** start of PROVIDED DATA **
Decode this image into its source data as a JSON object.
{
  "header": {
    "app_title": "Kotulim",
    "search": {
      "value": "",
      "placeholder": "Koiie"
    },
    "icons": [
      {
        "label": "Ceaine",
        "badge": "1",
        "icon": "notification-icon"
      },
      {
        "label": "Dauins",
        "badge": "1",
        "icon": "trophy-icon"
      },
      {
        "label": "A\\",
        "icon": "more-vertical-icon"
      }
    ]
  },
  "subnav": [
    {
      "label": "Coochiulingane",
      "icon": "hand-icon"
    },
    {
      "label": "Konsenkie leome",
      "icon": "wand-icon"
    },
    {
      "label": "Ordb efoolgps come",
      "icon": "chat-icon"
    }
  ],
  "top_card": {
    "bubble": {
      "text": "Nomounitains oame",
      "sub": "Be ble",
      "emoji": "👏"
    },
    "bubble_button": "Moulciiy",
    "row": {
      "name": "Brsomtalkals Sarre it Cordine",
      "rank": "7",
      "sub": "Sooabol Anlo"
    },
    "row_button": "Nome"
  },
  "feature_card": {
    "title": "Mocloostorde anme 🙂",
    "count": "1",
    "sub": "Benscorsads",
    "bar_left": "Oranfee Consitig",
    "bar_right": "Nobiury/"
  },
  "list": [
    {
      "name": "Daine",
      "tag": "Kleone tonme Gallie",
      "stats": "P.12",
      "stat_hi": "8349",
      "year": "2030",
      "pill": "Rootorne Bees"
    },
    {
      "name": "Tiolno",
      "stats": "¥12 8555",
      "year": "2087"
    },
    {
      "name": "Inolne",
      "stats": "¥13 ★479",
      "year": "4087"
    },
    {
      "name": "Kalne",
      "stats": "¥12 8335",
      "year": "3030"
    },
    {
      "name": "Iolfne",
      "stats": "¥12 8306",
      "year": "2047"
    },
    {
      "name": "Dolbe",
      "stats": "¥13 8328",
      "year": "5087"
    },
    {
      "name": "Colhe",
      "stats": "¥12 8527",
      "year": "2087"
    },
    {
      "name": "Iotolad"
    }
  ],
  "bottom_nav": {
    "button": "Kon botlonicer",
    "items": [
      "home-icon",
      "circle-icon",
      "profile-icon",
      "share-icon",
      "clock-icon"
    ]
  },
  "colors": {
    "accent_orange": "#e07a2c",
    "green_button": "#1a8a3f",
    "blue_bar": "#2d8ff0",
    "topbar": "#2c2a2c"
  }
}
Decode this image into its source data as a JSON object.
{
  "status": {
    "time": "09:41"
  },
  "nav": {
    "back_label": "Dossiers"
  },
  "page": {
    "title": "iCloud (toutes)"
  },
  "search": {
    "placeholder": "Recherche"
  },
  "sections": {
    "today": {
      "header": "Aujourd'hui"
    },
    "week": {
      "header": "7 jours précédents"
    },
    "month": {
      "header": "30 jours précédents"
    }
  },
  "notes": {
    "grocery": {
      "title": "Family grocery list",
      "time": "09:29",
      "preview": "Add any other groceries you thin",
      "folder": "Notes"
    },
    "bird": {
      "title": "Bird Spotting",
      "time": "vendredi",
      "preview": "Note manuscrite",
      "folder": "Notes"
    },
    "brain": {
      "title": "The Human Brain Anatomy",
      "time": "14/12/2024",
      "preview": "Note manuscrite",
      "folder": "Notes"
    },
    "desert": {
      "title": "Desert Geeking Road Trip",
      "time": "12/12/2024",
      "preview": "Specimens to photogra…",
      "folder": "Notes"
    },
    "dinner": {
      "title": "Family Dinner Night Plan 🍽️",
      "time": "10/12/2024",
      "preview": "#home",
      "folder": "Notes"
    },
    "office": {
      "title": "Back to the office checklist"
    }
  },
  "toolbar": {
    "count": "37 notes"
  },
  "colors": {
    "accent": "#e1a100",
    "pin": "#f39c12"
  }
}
** end of PROVIDED DATA **
EXERCISE GOAL: Reproduce every line from the entries that holds the word "time".

THE REPLY:
    "time": "09:41"
      "time": "09:29",
      "time": "vendredi",
      "time": "14/12/2024",
      "time": "12/12/2024",
      "time": "10/12/2024",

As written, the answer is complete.